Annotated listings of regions
# # # # #

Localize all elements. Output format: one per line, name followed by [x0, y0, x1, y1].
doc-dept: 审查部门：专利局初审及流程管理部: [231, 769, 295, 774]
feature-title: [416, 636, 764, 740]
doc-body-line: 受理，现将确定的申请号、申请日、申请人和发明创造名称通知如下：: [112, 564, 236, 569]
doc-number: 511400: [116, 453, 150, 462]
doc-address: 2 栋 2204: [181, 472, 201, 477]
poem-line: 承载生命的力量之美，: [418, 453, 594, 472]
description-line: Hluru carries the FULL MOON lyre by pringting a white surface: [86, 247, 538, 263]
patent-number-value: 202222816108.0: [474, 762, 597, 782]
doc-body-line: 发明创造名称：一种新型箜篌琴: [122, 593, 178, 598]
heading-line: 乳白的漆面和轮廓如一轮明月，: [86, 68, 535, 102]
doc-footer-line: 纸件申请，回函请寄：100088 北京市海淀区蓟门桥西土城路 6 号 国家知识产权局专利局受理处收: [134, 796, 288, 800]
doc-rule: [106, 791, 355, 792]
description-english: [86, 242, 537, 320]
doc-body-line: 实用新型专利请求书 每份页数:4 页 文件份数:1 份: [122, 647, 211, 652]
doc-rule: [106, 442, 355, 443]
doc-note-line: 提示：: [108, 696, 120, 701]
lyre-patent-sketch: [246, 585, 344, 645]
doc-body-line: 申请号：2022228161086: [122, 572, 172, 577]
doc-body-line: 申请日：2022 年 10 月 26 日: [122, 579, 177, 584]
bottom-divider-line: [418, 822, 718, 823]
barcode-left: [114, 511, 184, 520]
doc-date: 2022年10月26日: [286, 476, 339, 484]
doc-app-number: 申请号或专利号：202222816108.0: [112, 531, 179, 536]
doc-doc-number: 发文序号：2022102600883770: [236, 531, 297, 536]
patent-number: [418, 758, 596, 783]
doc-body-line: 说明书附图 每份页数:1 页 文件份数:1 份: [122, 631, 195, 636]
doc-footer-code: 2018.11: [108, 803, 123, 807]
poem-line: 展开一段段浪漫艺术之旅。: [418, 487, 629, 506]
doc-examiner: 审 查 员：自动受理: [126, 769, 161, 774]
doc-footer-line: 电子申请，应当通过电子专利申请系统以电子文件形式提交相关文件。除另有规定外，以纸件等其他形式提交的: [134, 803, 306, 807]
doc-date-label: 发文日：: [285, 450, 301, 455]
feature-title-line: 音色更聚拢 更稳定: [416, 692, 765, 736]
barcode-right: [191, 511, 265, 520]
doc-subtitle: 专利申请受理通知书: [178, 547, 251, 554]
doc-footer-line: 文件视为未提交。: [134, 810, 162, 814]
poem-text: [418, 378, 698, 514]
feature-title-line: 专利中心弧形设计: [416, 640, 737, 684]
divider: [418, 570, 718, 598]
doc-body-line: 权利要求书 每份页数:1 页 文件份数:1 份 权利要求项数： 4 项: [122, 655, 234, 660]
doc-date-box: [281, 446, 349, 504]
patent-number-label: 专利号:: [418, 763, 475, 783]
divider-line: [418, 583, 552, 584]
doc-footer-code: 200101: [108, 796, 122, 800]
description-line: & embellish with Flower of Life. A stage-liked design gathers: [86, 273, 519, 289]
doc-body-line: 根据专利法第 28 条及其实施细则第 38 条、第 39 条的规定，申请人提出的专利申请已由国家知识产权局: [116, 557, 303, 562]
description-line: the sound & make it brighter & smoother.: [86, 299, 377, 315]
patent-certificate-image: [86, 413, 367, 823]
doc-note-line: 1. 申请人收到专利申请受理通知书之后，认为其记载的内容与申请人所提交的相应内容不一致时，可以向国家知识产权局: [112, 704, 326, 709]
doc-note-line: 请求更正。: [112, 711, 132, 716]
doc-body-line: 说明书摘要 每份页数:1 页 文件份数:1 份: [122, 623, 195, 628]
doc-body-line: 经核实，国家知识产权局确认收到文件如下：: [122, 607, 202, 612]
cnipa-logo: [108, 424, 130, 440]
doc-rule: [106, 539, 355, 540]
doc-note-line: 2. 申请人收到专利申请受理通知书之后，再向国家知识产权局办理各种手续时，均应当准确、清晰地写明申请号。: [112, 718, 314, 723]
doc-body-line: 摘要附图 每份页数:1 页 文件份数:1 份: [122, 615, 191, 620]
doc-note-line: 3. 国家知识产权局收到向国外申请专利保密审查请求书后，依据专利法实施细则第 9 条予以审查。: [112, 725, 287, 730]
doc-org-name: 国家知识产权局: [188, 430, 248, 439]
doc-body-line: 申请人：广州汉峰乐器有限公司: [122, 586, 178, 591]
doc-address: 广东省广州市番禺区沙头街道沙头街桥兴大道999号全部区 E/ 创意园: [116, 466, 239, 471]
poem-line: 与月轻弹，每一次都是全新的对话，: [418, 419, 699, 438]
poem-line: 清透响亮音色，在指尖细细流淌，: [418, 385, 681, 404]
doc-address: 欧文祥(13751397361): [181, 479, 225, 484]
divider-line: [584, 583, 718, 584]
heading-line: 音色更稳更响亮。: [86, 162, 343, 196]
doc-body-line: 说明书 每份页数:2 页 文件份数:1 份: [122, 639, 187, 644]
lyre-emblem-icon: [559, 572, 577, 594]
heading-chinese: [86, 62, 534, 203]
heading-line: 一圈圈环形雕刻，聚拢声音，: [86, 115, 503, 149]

# # # # #

_Exercise description_
Please rewrite the records as a numbered list, beginning with their first line and going on through the line with "poem-line: 展开一段段浪漫艺术之旅。: [418, 487, 629, 506]". Include both ends, handle only that span, and skip any blank lines.

_Solved exercise_
1. Localize all elements. Output format: one per line, name followed by [x0, y0, x1, y1].
2. doc-dept: 审查部门：专利局初审及流程管理部: [231, 769, 295, 774]
3. feature-title: [416, 636, 764, 740]
4. doc-body-line: 受理，现将确定的申请号、申请日、申请人和发明创造名称通知如下：: [112, 564, 236, 569]
5. doc-number: 511400: [116, 453, 150, 462]
6. doc-address: 2 栋 2204: [181, 472, 201, 477]
7. poem-line: 承载生命的力量之美，: [418, 453, 594, 472]
8. description-line: Hluru carries the FULL MOON lyre by pringting a white surface: [86, 247, 538, 263]
9. patent-number-value: 202222816108.0: [474, 762, 597, 782]
10. doc-body-line: 发明创造名称：一种新型箜篌琴: [122, 593, 178, 598]
11. heading-line: 乳白的漆面和轮廓如一轮明月，: [86, 68, 535, 102]
12. doc-footer-line: 纸件申请，回函请寄：100088 北京市海淀区蓟门桥西土城路 6 号 国家知识产权局专利局受理处收: [134, 796, 288, 800]
13. doc-rule: [106, 791, 355, 792]
14. description-english: [86, 242, 537, 320]
15. doc-body-line: 实用新型专利请求书 每份页数:4 页 文件份数:1 份: [122, 647, 211, 652]
16. doc-rule: [106, 442, 355, 443]
17. doc-note-line: 提示：: [108, 696, 120, 701]
18. lyre-patent-sketch: [246, 585, 344, 645]
19. doc-body-line: 申请号：2022228161086: [122, 572, 172, 577]
20. doc-body-line: 申请日：2022 年 10 月 26 日: [122, 579, 177, 584]
21. bottom-divider-line: [418, 822, 718, 823]
22. barcode-left: [114, 511, 184, 520]
23. doc-date: 2022年10月26日: [286, 476, 339, 484]
24. doc-app-number: 申请号或专利号：202222816108.0: [112, 531, 179, 536]
25. doc-doc-number: 发文序号：2022102600883770: [236, 531, 297, 536]
26. patent-number: [418, 758, 596, 783]
27. doc-body-line: 说明书附图 每份页数:1 页 文件份数:1 份: [122, 631, 195, 636]
28. doc-footer-code: 2018.11: [108, 803, 123, 807]
29. poem-line: 展开一段段浪漫艺术之旅。: [418, 487, 629, 506]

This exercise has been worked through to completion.